— start of Recorded information —

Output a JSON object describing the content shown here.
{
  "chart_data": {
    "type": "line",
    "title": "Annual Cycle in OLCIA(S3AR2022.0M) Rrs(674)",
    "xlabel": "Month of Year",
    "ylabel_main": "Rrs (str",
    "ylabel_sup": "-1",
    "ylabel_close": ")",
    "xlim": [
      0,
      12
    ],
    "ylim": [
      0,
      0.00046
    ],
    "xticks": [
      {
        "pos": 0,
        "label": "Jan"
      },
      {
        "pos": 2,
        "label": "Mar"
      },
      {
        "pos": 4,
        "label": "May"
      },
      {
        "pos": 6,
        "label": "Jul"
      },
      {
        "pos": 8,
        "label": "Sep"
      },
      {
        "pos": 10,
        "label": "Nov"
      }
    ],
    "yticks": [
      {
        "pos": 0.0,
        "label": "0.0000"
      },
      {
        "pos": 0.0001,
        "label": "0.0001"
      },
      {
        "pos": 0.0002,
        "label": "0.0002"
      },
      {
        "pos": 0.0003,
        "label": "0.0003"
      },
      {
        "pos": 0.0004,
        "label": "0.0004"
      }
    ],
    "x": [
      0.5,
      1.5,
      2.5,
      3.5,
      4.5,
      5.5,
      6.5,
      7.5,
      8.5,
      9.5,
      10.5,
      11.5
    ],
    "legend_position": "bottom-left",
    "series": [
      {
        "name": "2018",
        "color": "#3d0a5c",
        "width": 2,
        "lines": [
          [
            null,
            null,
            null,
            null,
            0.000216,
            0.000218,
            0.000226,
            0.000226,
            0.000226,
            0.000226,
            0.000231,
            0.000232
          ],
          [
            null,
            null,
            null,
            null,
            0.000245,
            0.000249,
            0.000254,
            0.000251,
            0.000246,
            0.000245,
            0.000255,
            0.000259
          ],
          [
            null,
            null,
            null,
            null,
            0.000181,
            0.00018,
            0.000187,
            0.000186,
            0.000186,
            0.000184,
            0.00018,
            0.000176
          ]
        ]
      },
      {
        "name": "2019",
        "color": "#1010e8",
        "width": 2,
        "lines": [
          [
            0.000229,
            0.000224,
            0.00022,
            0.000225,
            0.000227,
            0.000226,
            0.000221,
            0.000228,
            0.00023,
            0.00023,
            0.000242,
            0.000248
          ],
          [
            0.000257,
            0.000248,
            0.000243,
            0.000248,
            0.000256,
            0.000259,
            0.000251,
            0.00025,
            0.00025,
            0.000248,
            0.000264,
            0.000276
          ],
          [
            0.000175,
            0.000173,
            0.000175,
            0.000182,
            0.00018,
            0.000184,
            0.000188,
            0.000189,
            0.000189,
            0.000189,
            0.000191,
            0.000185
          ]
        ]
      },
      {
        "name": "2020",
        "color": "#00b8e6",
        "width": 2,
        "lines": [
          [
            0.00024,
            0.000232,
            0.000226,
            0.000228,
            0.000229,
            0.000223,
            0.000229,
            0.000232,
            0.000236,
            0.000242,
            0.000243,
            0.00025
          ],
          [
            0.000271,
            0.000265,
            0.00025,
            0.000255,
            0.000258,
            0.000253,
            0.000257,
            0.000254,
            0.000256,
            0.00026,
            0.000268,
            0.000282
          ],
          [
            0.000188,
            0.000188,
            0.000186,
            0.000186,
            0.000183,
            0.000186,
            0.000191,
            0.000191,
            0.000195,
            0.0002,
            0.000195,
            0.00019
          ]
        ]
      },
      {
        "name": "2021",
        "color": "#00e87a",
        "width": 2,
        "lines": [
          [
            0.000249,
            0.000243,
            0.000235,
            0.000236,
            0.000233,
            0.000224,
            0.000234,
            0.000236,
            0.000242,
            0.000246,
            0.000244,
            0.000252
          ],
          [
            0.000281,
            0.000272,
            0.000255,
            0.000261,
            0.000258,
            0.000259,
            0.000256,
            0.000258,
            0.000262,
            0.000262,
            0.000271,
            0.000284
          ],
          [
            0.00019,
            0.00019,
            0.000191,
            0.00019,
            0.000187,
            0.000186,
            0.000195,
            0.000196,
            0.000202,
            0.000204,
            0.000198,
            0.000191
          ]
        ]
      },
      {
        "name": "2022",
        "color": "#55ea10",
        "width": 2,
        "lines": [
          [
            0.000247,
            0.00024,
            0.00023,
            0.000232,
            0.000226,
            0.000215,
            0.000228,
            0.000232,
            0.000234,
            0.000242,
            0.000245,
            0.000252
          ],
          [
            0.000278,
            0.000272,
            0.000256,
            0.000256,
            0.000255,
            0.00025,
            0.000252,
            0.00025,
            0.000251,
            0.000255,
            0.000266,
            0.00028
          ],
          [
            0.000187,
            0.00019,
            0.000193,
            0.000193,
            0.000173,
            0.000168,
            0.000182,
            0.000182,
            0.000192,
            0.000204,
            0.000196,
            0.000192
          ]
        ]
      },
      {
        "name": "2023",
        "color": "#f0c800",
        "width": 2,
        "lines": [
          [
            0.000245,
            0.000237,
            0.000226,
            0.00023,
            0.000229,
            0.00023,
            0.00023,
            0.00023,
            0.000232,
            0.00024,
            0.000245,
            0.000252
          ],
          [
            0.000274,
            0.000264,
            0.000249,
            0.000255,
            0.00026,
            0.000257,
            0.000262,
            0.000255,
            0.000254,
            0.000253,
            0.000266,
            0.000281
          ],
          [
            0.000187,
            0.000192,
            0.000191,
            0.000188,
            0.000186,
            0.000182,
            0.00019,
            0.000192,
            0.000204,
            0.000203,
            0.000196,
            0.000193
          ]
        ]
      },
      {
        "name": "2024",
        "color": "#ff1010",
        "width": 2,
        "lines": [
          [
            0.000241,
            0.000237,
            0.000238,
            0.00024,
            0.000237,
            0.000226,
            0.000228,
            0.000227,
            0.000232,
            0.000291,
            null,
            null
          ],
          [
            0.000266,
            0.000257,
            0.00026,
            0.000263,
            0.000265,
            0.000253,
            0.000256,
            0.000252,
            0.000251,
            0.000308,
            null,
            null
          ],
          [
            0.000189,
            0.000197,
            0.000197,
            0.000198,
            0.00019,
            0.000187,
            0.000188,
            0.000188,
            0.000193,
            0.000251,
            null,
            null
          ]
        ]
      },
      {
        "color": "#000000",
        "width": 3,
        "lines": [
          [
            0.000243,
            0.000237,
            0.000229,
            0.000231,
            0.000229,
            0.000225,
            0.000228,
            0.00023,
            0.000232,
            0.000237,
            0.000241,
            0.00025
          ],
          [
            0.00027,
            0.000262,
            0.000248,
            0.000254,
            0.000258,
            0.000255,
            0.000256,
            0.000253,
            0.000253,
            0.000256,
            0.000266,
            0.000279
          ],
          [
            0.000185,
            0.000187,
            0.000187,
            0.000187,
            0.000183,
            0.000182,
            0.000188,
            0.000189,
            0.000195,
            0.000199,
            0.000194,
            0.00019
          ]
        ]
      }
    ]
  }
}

— end of Recorded information —

*Description of the task*.
Each record must be returned exactly as it is written.

*Answer to this problem*.
Output a JSON object describing the content shown here.
{
  "chart_data": {
    "type": "line",
    "title": "Annual Cycle in OLCIA(S3AR2022.0M) Rrs(674)",
    "xlabel": "Month of Year",
    "ylabel_main": "Rrs (str",
    "ylabel_sup": "-1",
    "ylabel_close": ")",
    "xlim": [
      0,
      12
    ],
    "ylim": [
      0,
      0.00046
    ],
    "xticks": [
      {
        "pos": 0,
        "label": "Jan"
      },
      {
        "pos": 2,
        "label": "Mar"
      },
      {
        "pos": 4,
        "label": "May"
      },
      {
        "pos": 6,
        "label": "Jul"
      },
      {
        "pos": 8,
        "label": "Sep"
      },
      {
        "pos": 10,
        "label": "Nov"
      }
    ],
    "yticks": [
      {
        "pos": 0.0,
        "label": "0.0000"
      },
      {
        "pos": 0.0001,
        "label": "0.0001"
      },
      {
        "pos": 0.0002,
        "label": "0.0002"
      },
      {
        "pos": 0.0003,
        "label": "0.0003"
      },
      {
        "pos": 0.0004,
        "label": "0.0004"
      }
    ],
    "x": [
      0.5,
      1.5,
      2.5,
      3.5,
      4.5,
      5.5,
      6.5,
      7.5,
      8.5,
      9.5,
      10.5,
      11.5
    ],
    "legend_position": "bottom-left",
    "series": [
      {
        "name": "2018",
        "color": "#3d0a5c",
        "width": 2,
        "lines": [
          [
            null,
            null,
            null,
            null,
            0.000216,
            0.000218,
            0.000226,
            0.000226,
            0.000226,
            0.000226,
            0.000231,
            0.000232
          ],
          [
            null,
            null,
            null,
            null,
            0.000245,
            0.000249,
            0.000254,
            0.000251,
            0.000246,
            0.000245,
            0.000255,
            0.000259
          ],
          [
            null,
            null,
            null,
            null,
            0.000181,
            0.00018,
            0.000187,
            0.000186,
            0.000186,
            0.000184,
            0.00018,
            0.000176
          ]
        ]
      },
      {
        "name": "2019",
        "color": "#1010e8",
        "width": 2,
        "lines": [
          [
            0.000229,
            0.000224,
            0.00022,
            0.000225,
            0.000227,
            0.000226,
            0.000221,
            0.000228,
            0.00023,
            0.00023,
            0.000242,
            0.000248
          ],
          [
            0.000257,
            0.000248,
            0.000243,
            0.000248,
            0.000256,
            0.000259,
            0.000251,
            0.00025,
            0.00025,
            0.000248,
            0.000264,
            0.000276
          ],
          [
            0.000175,
            0.000173,
            0.000175,
            0.000182,
            0.00018,
            0.000184,
            0.000188,
            0.000189,
            0.000189,
            0.000189,
            0.000191,
            0.000185
          ]
        ]
      },
      {
        "name": "2020",
        "color": "#00b8e6",
        "width": 2,
        "lines": [
          [
            0.00024,
            0.000232,
            0.000226,
            0.000228,
            0.000229,
            0.000223,
            0.000229,
            0.000232,
            0.000236,
            0.000242,
            0.000243,
            0.00025
          ],
          [
            0.000271,
            0.000265,
            0.00025,
            0.000255,
            0.000258,
            0.000253,
            0.000257,
            0.000254,
            0.000256,
            0.00026,
            0.000268,
            0.000282
          ],
          [
            0.000188,
            0.000188,
            0.000186,
            0.000186,
            0.000183,
            0.000186,
            0.000191,
            0.000191,
            0.000195,
            0.0002,
            0.000195,
            0.00019
          ]
        ]
      },
      {
        "name": "2021",
        "color": "#00e87a",
        "width": 2,
        "lines": [
          [
            0.000249,
            0.000243,
            0.000235,
            0.000236,
            0.000233,
            0.000224,
            0.000234,
            0.000236,
            0.000242,
            0.000246,
            0.000244,
            0.000252
          ],
          [
            0.000281,
            0.000272,
            0.000255,
            0.000261,
            0.000258,
            0.000259,
            0.000256,
            0.000258,
            0.000262,
            0.000262,
            0.000271,
            0.000284
          ],
          [
            0.00019,
            0.00019,
            0.000191,
            0.00019,
            0.000187,
            0.000186,
            0.000195,
            0.000196,
            0.000202,
            0.000204,
            0.000198,
            0.000191
          ]
        ]
      },
      {
        "name": "2022",
        "color": "#55ea10",
        "width": 2,
        "lines": [
          [
            0.000247,
            0.00024,
            0.00023,
            0.000232,
            0.000226,
            0.000215,
            0.000228,
            0.000232,
            0.000234,
            0.000242,
            0.000245,
            0.000252
          ],
          [
            0.000278,
            0.000272,
            0.000256,
            0.000256,
            0.000255,
            0.00025,
            0.000252,
            0.00025,
            0.000251,
            0.000255,
            0.000266,
            0.00028
          ],
          [
            0.000187,
            0.00019,
            0.000193,
            0.000193,
            0.000173,
            0.000168,
            0.000182,
            0.000182,
            0.000192,
            0.000204,
            0.000196,
            0.000192
          ]
        ]
      },
      {
        "name": "2023",
        "color": "#f0c800",
        "width": 2,
        "lines": [
          [
            0.000245,
            0.000237,
            0.000226,
            0.00023,
            0.000229,
            0.00023,
            0.00023,
            0.00023,
            0.000232,
            0.00024,
            0.000245,
            0.000252
          ],
          [
            0.000274,
            0.000264,
            0.000249,
            0.000255,
            0.00026,
            0.000257,
            0.000262,
            0.000255,
            0.000254,
            0.000253,
            0.000266,
            0.000281
          ],
          [
            0.000187,
            0.000192,
            0.000191,
            0.000188,
            0.000186,
            0.000182,
            0.00019,
            0.000192,
            0.000204,
            0.000203,
            0.000196,
            0.000193
          ]
        ]
      },
      {
        "name": "2024",
        "color": "#ff1010",
        "width": 2,
        "lines": [
          [
            0.000241,
            0.000237,
            0.000238,
            0.00024,
            0.000237,
            0.000226,
            0.000228,
            0.000227,
            0.000232,
            0.000291,
            null,
            null
          ],
          [
            0.000266,
            0.000257,
            0.00026,
            0.000263,
            0.000265,
            0.000253,
            0.000256,
            0.000252,
            0.000251,
            0.000308,
            null,
            null
          ],
          [
            0.000189,
            0.000197,
            0.000197,
            0.000198,
            0.00019,
            0.000187,
            0.000188,
            0.000188,
            0.000193,
            0.000251,
            null,
            null
          ]
        ]
      },
      {
        "color": "#000000",
        "width": 3,
        "lines": [
          [
            0.000243,
            0.000237,
            0.000229,
            0.000231,
            0.000229,
            0.000225,
            0.000228,
            0.00023,
            0.000232,
            0.000237,
            0.000241,
            0.00025
          ],
          [
            0.00027,
            0.000262,
            0.000248,
            0.000254,
            0.000258,
            0.000255,
            0.000256,
            0.000253,
            0.000253,
            0.000256,
            0.000266,
            0.000279
          ],
          [
            0.000185,
            0.000187,
            0.000187,
            0.000187,
            0.000183,
            0.000182,
            0.000188,
            0.000189,
            0.000195,
            0.000199,
            0.000194,
            0.00019
          ]
        ]
      }
    ]
  }
}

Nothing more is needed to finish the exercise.